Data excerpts

━━━━━━━━━━━━━━━━

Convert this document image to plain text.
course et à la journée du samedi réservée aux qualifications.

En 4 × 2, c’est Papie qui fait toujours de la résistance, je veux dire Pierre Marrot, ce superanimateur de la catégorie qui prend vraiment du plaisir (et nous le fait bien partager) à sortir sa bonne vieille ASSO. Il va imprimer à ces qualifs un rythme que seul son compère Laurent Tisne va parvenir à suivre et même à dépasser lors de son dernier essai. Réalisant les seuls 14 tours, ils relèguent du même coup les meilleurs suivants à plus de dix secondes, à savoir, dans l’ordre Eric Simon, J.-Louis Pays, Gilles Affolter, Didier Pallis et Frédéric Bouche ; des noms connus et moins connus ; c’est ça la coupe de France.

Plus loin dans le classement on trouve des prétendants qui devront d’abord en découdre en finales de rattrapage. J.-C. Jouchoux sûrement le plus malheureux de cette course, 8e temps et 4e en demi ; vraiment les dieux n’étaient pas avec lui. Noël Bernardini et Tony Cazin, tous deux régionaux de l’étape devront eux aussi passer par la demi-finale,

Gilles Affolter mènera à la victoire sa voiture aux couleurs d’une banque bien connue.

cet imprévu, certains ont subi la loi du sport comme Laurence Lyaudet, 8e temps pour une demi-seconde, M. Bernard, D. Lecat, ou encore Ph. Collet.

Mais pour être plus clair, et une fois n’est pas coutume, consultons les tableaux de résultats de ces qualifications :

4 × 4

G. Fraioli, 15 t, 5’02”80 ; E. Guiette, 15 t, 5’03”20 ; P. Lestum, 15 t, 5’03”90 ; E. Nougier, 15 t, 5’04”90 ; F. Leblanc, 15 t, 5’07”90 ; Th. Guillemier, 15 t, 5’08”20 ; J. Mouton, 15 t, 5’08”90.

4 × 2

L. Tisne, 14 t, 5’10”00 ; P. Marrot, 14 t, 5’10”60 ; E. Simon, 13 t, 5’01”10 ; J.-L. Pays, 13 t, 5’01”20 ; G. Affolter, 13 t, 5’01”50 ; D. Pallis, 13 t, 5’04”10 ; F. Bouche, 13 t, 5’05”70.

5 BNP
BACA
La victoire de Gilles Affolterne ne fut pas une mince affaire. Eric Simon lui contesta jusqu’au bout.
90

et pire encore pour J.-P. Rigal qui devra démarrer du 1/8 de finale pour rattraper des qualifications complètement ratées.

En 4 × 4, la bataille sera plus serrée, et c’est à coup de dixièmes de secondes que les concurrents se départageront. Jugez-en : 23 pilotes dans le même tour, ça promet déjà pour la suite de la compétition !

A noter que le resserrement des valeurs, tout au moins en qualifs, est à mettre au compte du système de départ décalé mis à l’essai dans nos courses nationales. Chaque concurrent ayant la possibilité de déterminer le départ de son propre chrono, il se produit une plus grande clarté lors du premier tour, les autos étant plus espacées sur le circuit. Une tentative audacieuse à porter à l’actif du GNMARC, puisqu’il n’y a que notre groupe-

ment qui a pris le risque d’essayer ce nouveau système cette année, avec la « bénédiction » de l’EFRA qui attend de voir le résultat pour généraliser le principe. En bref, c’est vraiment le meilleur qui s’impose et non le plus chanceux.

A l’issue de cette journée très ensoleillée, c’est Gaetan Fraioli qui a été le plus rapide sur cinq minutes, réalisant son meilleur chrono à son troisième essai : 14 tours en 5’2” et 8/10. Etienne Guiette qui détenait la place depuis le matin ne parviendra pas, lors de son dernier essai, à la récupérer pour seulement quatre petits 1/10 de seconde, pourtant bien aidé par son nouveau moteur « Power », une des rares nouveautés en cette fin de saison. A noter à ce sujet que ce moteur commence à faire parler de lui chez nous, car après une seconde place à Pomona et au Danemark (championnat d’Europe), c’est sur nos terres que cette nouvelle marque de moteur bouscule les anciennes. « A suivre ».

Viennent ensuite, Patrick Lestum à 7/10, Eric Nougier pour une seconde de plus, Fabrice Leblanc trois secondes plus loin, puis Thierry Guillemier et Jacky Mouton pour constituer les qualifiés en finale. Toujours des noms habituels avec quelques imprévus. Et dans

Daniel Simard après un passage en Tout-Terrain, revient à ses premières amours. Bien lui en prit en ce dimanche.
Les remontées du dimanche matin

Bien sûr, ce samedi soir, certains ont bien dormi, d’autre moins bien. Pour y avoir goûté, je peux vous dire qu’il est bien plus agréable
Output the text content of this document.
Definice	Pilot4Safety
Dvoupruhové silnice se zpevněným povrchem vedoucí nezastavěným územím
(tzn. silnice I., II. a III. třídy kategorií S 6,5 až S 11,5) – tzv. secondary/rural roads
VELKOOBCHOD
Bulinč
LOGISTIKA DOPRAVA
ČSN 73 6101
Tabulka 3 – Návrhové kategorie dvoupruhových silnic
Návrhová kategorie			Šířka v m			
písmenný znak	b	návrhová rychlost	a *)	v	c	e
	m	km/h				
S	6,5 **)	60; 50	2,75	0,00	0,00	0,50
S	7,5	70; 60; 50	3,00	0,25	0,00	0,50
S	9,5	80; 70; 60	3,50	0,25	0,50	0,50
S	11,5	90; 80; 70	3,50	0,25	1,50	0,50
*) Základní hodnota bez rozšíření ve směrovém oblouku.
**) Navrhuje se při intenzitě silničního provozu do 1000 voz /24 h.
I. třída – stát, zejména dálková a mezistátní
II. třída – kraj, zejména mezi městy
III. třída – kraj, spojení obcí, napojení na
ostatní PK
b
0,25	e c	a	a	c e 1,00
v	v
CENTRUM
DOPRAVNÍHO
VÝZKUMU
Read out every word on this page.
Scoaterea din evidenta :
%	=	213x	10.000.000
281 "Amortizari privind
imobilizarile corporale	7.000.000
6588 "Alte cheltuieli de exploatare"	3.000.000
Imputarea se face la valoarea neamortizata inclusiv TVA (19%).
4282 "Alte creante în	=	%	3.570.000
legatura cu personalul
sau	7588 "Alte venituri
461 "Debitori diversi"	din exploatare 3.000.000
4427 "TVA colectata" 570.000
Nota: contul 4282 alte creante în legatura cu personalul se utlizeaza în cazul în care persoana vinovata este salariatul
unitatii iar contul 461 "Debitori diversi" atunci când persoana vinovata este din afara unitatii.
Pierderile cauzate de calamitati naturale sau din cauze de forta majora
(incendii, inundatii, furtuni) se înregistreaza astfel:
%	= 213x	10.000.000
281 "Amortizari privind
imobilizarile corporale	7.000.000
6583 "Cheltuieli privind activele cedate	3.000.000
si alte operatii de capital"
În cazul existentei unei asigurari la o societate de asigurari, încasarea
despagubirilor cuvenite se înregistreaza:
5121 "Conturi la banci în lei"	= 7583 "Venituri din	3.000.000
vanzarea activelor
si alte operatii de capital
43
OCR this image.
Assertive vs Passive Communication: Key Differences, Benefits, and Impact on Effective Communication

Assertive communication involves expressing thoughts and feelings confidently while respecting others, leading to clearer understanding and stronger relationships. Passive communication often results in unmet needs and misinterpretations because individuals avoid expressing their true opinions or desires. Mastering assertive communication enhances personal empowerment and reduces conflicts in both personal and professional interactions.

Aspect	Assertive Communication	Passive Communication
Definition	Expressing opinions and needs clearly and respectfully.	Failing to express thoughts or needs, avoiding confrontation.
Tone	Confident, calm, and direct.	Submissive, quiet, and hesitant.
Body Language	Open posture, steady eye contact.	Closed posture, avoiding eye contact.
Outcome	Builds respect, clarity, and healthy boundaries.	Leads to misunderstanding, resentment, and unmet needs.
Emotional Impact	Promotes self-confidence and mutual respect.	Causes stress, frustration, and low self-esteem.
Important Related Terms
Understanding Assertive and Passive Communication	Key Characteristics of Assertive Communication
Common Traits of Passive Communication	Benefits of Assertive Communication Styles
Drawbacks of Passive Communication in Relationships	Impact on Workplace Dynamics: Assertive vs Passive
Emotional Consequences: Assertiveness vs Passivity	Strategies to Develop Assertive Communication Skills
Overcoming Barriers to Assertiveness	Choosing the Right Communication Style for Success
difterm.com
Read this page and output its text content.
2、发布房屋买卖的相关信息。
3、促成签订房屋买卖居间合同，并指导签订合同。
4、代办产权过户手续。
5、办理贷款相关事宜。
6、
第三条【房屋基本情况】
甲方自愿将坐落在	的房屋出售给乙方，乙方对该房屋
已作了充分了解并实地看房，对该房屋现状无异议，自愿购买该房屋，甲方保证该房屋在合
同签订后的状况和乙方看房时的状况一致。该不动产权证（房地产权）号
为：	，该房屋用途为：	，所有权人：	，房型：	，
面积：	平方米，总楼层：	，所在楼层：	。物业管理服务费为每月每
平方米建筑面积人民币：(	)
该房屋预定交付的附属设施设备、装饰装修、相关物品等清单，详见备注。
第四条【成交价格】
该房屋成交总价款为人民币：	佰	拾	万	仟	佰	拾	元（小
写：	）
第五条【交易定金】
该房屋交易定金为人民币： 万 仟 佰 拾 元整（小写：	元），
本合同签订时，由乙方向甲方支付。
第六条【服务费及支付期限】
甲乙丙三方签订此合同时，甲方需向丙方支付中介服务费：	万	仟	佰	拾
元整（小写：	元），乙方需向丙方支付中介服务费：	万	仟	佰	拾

━━━━━━━━━━━━━━━━

- [STATED PROBLEM] Take the line holding "Read this page and output its text content." and all lines after it through the end of the data, and set them down exactly.

- [CORRECT RESPONSE]
Read this page and output its text content.
2、发布房屋买卖的相关信息。
3、促成签订房屋买卖居间合同，并指导签订合同。
4、代办产权过户手续。
5、办理贷款相关事宜。
6、
第三条【房屋基本情况】
甲方自愿将坐落在	的房屋出售给乙方，乙方对该房屋
已作了充分了解并实地看房，对该房屋现状无异议，自愿购买该房屋，甲方保证该房屋在合
同签订后的状况和乙方看房时的状况一致。该不动产权证（房地产权）号
为：	，该房屋用途为：	，所有权人：	，房型：	，
面积：	平方米，总楼层：	，所在楼层：	。物业管理服务费为每月每
平方米建筑面积人民币：(	)
该房屋预定交付的附属设施设备、装饰装修、相关物品等清单，详见备注。
第四条【成交价格】
该房屋成交总价款为人民币：	佰	拾	万	仟	佰	拾	元（小
写：	）
第五条【交易定金】
该房屋交易定金为人民币： 万 仟 佰 拾 元整（小写：	元），
本合同签订时，由乙方向甲方支付。
第六条【服务费及支付期限】
甲乙丙三方签订此合同时，甲方需向丙方支付中介服务费：	万	仟	佰	拾
元整（小写：	元），乙方需向丙方支付中介服务费：	万	仟	佰	拾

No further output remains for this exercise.